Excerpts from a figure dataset

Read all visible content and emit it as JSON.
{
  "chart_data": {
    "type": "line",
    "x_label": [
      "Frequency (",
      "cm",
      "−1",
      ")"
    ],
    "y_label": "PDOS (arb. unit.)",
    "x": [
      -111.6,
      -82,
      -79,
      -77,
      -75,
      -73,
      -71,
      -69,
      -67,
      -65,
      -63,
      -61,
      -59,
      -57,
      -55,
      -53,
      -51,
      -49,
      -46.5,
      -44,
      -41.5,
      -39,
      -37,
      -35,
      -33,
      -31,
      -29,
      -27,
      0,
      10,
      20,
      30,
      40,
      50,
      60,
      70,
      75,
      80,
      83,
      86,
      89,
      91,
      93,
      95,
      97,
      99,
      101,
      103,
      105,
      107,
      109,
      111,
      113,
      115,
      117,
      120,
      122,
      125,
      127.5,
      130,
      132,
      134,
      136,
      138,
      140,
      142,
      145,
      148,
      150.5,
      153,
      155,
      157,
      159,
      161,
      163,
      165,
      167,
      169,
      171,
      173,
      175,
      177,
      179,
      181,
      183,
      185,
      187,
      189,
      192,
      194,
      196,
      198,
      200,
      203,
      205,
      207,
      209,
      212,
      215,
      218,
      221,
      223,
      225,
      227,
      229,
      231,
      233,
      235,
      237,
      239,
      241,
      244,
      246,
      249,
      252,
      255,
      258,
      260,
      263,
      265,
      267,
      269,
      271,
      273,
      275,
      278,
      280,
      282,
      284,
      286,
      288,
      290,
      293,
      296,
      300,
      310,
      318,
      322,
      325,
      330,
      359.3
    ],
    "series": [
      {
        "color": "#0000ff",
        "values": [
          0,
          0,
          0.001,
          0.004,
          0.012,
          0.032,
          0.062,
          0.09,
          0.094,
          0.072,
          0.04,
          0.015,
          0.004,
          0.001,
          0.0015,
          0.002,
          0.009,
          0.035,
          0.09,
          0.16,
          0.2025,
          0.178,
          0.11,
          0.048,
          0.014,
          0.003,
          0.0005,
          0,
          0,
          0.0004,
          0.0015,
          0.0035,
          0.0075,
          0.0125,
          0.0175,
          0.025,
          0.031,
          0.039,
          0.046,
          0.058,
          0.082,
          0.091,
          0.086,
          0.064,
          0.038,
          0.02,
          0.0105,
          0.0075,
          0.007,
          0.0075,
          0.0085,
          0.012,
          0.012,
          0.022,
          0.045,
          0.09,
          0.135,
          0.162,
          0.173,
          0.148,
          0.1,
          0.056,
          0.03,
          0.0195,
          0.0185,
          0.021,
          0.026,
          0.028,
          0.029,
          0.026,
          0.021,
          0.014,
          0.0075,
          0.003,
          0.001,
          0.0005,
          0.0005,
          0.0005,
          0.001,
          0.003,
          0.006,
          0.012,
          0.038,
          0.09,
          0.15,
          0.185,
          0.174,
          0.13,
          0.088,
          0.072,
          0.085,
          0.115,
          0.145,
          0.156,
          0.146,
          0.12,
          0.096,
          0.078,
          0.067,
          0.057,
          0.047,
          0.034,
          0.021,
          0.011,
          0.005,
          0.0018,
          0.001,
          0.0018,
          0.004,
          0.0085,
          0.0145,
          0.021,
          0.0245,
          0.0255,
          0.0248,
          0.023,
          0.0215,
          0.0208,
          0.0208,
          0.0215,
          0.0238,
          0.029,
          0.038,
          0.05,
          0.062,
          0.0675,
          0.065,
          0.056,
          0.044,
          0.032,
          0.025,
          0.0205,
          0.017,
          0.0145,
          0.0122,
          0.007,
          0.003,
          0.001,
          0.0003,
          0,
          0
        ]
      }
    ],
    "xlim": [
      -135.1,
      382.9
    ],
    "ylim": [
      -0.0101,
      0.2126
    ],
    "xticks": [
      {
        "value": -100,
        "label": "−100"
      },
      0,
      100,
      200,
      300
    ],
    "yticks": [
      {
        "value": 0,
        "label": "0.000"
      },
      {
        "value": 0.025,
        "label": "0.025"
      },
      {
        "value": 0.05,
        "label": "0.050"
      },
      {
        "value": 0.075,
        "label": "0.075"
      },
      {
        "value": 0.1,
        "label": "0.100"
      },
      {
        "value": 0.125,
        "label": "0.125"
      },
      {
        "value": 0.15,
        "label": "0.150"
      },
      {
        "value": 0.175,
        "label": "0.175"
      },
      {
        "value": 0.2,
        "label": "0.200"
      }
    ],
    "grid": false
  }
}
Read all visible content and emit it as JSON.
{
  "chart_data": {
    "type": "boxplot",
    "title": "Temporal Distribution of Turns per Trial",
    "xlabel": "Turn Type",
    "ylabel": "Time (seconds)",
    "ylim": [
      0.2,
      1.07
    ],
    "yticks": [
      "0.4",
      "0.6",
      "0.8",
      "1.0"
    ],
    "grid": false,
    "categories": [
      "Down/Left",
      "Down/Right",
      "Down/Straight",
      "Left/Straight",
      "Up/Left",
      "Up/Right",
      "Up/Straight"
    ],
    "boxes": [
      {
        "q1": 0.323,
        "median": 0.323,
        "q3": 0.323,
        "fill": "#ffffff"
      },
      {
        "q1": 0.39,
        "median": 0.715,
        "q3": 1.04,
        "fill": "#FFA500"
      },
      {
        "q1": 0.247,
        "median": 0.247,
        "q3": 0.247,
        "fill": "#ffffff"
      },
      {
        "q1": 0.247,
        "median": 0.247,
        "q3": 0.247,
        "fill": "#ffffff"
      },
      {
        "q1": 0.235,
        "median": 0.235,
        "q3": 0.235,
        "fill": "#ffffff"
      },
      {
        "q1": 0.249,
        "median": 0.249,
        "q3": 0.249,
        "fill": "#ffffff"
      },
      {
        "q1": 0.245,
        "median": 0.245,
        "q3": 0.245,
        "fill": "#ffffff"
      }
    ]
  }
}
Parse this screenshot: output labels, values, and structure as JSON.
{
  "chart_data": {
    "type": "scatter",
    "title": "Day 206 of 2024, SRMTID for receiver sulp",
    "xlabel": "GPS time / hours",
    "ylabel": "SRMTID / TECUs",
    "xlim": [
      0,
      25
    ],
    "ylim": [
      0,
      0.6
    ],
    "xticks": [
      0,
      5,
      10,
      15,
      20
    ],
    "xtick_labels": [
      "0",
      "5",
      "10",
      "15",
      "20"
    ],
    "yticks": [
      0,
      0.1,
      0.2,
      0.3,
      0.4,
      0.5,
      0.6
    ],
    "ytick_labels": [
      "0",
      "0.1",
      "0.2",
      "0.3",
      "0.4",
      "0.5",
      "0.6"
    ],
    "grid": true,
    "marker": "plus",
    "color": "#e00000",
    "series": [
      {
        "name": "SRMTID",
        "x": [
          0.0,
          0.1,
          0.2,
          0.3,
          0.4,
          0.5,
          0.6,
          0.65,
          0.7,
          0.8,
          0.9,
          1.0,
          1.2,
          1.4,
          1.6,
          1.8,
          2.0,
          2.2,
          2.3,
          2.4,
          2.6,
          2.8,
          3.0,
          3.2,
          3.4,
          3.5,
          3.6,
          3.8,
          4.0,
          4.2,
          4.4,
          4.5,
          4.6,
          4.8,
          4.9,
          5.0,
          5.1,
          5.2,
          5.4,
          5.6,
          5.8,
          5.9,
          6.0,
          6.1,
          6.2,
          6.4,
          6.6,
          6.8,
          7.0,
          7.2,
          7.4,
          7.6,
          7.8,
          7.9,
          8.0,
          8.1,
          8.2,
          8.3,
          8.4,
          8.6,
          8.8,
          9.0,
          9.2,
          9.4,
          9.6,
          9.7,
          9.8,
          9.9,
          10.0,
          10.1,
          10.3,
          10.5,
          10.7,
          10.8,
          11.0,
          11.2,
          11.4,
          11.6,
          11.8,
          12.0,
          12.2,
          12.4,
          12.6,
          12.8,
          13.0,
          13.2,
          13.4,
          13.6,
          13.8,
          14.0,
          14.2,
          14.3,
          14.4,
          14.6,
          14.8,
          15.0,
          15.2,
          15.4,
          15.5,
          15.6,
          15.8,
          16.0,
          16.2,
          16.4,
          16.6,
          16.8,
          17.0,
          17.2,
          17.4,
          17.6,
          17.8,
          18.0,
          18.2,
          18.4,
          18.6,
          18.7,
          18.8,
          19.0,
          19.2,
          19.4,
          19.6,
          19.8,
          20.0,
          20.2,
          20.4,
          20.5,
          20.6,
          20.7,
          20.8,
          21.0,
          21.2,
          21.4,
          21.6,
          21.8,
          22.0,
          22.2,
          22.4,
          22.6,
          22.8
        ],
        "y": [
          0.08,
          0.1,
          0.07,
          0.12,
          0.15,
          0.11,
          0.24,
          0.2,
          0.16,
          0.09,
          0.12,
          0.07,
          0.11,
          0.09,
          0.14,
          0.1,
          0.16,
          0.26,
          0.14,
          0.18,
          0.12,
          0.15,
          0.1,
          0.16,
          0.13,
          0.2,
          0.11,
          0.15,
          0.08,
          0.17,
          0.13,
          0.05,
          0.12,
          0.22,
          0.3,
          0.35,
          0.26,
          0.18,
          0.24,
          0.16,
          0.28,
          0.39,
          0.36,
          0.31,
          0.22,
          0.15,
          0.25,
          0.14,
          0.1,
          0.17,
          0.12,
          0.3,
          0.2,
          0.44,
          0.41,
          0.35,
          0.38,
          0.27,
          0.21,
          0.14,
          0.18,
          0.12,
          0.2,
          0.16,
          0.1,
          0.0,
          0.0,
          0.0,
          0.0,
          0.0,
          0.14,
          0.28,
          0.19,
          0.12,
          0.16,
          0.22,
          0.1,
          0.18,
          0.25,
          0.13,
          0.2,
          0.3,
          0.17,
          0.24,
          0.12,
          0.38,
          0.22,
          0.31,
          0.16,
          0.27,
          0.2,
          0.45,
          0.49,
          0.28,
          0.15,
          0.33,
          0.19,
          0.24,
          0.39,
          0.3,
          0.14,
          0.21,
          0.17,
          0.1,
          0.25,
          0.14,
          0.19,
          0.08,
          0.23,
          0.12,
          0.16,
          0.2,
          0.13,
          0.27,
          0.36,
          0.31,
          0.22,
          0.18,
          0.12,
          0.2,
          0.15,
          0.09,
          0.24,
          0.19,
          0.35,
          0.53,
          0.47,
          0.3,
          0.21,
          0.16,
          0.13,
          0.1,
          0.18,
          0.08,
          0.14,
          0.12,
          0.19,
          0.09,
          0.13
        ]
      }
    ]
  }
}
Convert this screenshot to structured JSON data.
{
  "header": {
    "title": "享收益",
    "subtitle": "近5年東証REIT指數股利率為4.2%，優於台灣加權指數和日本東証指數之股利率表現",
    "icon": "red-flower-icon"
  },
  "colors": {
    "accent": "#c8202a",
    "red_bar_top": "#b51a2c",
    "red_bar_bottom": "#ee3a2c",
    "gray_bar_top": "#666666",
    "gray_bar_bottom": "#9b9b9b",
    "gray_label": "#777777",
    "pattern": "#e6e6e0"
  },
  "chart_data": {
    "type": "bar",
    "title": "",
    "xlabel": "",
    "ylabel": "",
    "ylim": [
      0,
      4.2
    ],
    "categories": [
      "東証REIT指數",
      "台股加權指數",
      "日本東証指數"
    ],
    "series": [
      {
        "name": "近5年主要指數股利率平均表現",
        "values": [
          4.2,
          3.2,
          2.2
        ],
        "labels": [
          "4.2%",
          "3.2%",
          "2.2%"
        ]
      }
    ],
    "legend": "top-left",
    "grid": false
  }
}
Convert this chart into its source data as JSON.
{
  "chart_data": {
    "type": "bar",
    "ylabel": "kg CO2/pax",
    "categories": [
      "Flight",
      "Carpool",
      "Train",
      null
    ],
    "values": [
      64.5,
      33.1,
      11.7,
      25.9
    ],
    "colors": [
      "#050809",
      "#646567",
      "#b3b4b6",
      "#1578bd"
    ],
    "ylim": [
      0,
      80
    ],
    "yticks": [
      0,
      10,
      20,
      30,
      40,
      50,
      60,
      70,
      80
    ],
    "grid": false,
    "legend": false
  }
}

What to do
List the lines of the records where "Convert" occurs.

Solution to this exercise
Convert this screenshot to structured JSON data.
Convert this chart into its source data as JSON.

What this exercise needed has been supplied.